* START Working data *
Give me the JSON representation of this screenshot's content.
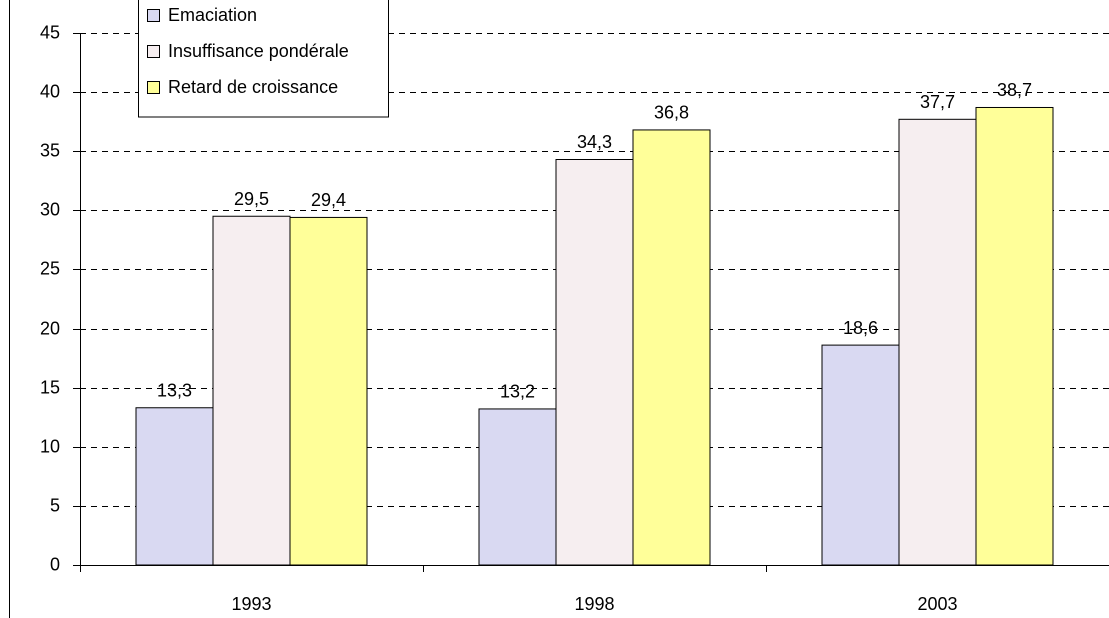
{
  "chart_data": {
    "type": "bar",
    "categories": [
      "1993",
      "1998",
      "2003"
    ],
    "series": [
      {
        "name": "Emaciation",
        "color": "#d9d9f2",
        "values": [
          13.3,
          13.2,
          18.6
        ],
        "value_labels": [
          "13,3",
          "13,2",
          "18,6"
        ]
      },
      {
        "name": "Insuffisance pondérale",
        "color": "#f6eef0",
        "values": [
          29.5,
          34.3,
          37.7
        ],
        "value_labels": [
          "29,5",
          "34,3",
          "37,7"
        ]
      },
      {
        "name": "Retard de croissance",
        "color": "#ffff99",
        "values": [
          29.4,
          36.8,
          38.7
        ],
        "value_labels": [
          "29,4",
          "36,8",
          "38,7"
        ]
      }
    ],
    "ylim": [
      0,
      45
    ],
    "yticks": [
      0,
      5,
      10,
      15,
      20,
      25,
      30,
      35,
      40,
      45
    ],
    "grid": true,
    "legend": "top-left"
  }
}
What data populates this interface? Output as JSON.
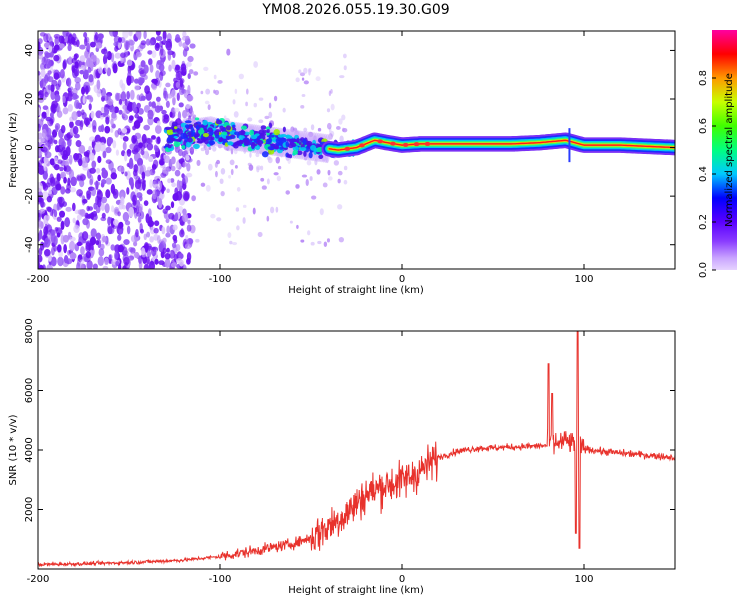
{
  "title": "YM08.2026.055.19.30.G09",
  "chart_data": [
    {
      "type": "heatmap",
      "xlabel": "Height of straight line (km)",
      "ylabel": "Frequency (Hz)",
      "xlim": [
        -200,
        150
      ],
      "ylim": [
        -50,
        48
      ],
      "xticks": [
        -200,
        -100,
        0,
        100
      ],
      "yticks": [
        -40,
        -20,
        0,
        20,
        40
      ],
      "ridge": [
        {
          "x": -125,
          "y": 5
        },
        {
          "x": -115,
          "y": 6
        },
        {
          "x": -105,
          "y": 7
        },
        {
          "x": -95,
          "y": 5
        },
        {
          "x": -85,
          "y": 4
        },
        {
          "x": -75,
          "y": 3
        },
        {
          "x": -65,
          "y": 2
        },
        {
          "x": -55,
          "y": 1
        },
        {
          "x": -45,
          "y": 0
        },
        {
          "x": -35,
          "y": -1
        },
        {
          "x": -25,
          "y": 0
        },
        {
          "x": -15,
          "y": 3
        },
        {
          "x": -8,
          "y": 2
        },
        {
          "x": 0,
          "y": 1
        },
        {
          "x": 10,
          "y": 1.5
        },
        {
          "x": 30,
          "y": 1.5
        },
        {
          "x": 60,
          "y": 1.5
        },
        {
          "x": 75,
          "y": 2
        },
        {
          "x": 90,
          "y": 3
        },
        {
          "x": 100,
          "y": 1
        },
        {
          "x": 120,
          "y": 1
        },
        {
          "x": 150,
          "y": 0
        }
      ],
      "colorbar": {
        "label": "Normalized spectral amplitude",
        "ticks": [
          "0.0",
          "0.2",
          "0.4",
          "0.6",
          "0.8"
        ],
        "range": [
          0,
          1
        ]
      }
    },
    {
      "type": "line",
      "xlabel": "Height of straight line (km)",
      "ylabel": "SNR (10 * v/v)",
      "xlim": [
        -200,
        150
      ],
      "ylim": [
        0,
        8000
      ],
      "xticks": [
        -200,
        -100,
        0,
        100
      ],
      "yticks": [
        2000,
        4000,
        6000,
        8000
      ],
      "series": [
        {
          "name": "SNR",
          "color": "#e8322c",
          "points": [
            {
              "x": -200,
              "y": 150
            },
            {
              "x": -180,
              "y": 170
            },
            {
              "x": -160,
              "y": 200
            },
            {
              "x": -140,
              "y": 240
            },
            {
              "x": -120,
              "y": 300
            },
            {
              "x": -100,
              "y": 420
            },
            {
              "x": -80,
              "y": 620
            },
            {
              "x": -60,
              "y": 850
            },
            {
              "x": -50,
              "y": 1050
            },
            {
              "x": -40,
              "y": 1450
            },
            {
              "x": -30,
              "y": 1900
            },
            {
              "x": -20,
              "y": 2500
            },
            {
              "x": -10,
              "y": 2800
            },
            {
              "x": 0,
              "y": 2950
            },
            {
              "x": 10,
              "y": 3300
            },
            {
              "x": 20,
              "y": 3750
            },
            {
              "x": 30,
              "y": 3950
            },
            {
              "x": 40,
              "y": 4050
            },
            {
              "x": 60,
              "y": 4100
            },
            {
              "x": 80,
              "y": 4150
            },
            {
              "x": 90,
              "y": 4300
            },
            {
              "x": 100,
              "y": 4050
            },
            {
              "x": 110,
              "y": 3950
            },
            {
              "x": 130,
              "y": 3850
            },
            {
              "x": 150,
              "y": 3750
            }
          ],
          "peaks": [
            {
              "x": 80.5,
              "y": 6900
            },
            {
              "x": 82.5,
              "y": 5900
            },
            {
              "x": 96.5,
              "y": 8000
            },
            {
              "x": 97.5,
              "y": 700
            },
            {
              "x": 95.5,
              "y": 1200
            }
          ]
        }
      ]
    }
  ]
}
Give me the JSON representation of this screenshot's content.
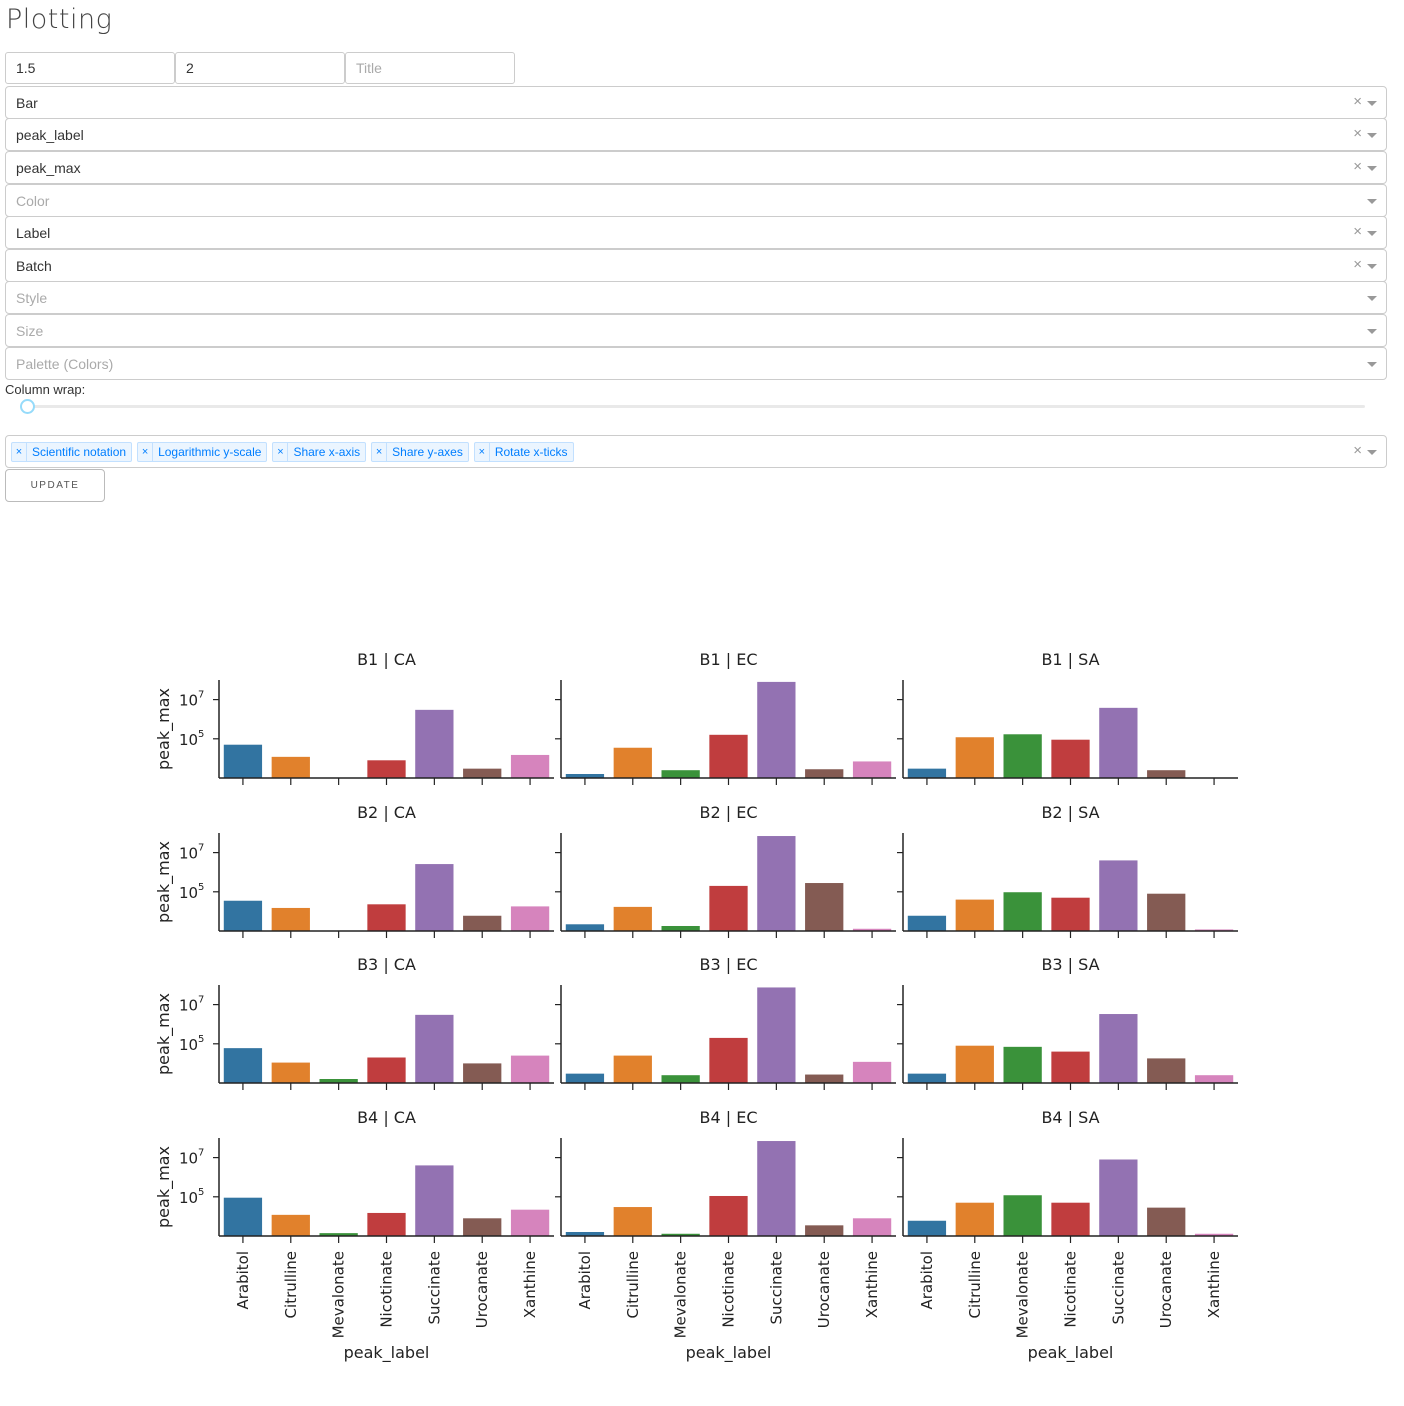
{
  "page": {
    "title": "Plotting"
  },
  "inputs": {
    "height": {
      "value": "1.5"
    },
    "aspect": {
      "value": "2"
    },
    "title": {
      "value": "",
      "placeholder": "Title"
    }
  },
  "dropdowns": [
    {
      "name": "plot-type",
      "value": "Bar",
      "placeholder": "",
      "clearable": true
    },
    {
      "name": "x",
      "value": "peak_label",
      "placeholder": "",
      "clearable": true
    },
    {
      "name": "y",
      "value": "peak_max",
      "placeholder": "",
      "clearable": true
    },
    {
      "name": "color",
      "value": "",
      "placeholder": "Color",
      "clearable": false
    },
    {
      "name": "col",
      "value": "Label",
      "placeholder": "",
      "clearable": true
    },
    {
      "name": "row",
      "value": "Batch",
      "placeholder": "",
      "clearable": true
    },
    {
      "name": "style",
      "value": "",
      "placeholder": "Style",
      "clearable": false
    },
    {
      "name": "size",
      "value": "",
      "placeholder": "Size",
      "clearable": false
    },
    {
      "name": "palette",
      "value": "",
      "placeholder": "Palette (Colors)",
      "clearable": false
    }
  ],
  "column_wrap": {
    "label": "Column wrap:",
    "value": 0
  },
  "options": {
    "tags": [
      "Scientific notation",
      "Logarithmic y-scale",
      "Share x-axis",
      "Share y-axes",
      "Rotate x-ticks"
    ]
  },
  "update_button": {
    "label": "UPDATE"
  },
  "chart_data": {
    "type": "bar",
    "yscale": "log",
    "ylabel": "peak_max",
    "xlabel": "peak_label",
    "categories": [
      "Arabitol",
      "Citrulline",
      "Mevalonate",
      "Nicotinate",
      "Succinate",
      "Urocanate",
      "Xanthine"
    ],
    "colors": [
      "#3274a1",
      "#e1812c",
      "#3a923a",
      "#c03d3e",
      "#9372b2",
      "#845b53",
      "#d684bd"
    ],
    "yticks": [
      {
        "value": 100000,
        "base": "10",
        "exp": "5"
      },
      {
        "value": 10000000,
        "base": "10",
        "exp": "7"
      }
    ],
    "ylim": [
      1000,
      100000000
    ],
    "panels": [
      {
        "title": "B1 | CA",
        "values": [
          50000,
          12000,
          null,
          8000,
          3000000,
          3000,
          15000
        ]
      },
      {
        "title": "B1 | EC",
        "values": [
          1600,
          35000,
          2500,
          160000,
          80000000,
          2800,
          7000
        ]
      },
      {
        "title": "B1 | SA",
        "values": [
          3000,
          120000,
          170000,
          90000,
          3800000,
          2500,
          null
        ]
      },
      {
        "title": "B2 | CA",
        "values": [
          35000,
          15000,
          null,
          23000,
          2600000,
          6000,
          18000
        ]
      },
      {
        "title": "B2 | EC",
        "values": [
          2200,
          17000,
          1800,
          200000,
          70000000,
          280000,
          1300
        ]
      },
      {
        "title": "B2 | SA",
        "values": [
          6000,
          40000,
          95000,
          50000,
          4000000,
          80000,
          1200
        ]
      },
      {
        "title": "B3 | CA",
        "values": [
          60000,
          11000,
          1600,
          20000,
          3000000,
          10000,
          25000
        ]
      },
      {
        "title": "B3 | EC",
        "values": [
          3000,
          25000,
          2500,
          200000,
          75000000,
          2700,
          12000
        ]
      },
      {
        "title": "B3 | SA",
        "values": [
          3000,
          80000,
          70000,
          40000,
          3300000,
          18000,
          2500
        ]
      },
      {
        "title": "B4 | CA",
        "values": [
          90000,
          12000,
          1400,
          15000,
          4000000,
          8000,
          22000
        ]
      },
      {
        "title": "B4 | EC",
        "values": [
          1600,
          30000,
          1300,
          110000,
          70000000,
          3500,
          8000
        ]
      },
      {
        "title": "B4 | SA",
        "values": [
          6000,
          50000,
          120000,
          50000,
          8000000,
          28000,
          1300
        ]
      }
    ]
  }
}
* END Working data *
→ Exercise prompt: Gather up the lines that contain the word "ylabel".

→ Completed exercise:
      "ylabel": "Frequency (Hz)",
      "ylabel": "SNR (10 * v/v)",
    "ylabel": "peak_max",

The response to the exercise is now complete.